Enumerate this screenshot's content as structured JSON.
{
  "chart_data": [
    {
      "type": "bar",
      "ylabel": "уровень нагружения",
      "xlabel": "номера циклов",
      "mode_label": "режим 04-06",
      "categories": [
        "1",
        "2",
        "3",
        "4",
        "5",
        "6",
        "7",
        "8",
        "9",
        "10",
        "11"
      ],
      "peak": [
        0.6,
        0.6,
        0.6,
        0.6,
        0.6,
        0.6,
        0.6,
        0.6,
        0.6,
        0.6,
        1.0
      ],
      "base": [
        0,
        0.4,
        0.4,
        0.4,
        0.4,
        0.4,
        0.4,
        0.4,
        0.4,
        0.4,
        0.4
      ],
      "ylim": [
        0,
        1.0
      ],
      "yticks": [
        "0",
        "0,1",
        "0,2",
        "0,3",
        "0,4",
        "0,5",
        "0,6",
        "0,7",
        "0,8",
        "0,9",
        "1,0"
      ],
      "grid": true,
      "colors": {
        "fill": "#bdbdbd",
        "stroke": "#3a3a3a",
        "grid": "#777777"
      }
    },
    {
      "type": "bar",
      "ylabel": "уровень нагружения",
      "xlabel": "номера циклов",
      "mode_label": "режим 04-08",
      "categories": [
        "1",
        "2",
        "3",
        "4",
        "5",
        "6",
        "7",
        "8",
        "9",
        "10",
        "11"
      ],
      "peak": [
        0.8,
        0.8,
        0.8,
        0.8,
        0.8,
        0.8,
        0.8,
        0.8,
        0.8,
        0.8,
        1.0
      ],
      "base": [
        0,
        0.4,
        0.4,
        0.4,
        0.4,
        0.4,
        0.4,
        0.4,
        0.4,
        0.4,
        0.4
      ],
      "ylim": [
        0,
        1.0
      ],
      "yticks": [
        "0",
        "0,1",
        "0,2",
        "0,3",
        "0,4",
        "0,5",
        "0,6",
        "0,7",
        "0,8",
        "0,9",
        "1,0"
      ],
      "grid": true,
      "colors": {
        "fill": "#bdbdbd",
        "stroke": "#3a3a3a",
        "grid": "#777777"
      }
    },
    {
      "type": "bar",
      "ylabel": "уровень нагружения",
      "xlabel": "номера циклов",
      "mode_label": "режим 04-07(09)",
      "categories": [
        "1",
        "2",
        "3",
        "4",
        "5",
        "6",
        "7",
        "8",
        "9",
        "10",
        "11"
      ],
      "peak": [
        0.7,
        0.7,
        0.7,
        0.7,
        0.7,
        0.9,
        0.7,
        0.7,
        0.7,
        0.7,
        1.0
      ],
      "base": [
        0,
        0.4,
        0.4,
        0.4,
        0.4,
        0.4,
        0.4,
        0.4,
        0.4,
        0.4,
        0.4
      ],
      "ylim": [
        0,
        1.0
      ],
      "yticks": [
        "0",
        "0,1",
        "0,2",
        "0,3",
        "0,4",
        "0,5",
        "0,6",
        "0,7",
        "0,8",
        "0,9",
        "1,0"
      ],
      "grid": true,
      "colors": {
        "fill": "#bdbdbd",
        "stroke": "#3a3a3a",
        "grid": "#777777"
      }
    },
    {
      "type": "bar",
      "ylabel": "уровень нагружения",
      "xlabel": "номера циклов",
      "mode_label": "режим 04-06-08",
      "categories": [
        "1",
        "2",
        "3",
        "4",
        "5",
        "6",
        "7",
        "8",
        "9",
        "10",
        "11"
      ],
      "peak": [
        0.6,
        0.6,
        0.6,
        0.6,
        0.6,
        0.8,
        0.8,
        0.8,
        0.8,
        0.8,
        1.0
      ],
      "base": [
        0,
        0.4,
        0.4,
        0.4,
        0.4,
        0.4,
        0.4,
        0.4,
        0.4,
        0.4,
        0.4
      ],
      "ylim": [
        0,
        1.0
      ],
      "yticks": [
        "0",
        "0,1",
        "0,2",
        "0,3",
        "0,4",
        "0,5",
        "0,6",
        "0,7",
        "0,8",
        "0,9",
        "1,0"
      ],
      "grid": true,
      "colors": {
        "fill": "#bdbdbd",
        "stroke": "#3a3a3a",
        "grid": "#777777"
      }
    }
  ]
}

+ + + +

Write all of the records out again exactly.

Enumerate this screenshot's content as structured JSON.
{
  "chart_data": [
    {
      "type": "bar",
      "ylabel": "уровень нагружения",
      "xlabel": "номера циклов",
      "mode_label": "режим 04-06",
      "categories": [
        "1",
        "2",
        "3",
        "4",
        "5",
        "6",
        "7",
        "8",
        "9",
        "10",
        "11"
      ],
      "peak": [
        0.6,
        0.6,
        0.6,
        0.6,
        0.6,
        0.6,
        0.6,
        0.6,
        0.6,
        0.6,
        1.0
      ],
      "base": [
        0,
        0.4,
        0.4,
        0.4,
        0.4,
        0.4,
        0.4,
        0.4,
        0.4,
        0.4,
        0.4
      ],
      "ylim": [
        0,
        1.0
      ],
      "yticks": [
        "0",
        "0,1",
        "0,2",
        "0,3",
        "0,4",
        "0,5",
        "0,6",
        "0,7",
        "0,8",
        "0,9",
        "1,0"
      ],
      "grid": true,
      "colors": {
        "fill": "#bdbdbd",
        "stroke": "#3a3a3a",
        "grid": "#777777"
      }
    },
    {
      "type": "bar",
      "ylabel": "уровень нагружения",
      "xlabel": "номера циклов",
      "mode_label": "режим 04-08",
      "categories": [
        "1",
        "2",
        "3",
        "4",
        "5",
        "6",
        "7",
        "8",
        "9",
        "10",
        "11"
      ],
      "peak": [
        0.8,
        0.8,
        0.8,
        0.8,
        0.8,
        0.8,
        0.8,
        0.8,
        0.8,
        0.8,
        1.0
      ],
      "base": [
        0,
        0.4,
        0.4,
        0.4,
        0.4,
        0.4,
        0.4,
        0.4,
        0.4,
        0.4,
        0.4
      ],
      "ylim": [
        0,
        1.0
      ],
      "yticks": [
        "0",
        "0,1",
        "0,2",
        "0,3",
        "0,4",
        "0,5",
        "0,6",
        "0,7",
        "0,8",
        "0,9",
        "1,0"
      ],
      "grid": true,
      "colors": {
        "fill": "#bdbdbd",
        "stroke": "#3a3a3a",
        "grid": "#777777"
      }
    },
    {
      "type": "bar",
      "ylabel": "уровень нагружения",
      "xlabel": "номера циклов",
      "mode_label": "режим 04-07(09)",
      "categories": [
        "1",
        "2",
        "3",
        "4",
        "5",
        "6",
        "7",
        "8",
        "9",
        "10",
        "11"
      ],
      "peak": [
        0.7,
        0.7,
        0.7,
        0.7,
        0.7,
        0.9,
        0.7,
        0.7,
        0.7,
        0.7,
        1.0
      ],
      "base": [
        0,
        0.4,
        0.4,
        0.4,
        0.4,
        0.4,
        0.4,
        0.4,
        0.4,
        0.4,
        0.4
      ],
      "ylim": [
        0,
        1.0
      ],
      "yticks": [
        "0",
        "0,1",
        "0,2",
        "0,3",
        "0,4",
        "0,5",
        "0,6",
        "0,7",
        "0,8",
        "0,9",
        "1,0"
      ],
      "grid": true,
      "colors": {
        "fill": "#bdbdbd",
        "stroke": "#3a3a3a",
        "grid": "#777777"
      }
    },
    {
      "type": "bar",
      "ylabel": "уровень нагружения",
      "xlabel": "номера циклов",
      "mode_label": "режим 04-06-08",
      "categories": [
        "1",
        "2",
        "3",
        "4",
        "5",
        "6",
        "7",
        "8",
        "9",
        "10",
        "11"
      ],
      "peak": [
        0.6,
        0.6,
        0.6,
        0.6,
        0.6,
        0.8,
        0.8,
        0.8,
        0.8,
        0.8,
        1.0
      ],
      "base": [
        0,
        0.4,
        0.4,
        0.4,
        0.4,
        0.4,
        0.4,
        0.4,
        0.4,
        0.4,
        0.4
      ],
      "ylim": [
        0,
        1.0
      ],
      "yticks": [
        "0",
        "0,1",
        "0,2",
        "0,3",
        "0,4",
        "0,5",
        "0,6",
        "0,7",
        "0,8",
        "0,9",
        "1,0"
      ],
      "grid": true,
      "colors": {
        "fill": "#bdbdbd",
        "stroke": "#3a3a3a",
        "grid": "#777777"
      }
    }
  ]
}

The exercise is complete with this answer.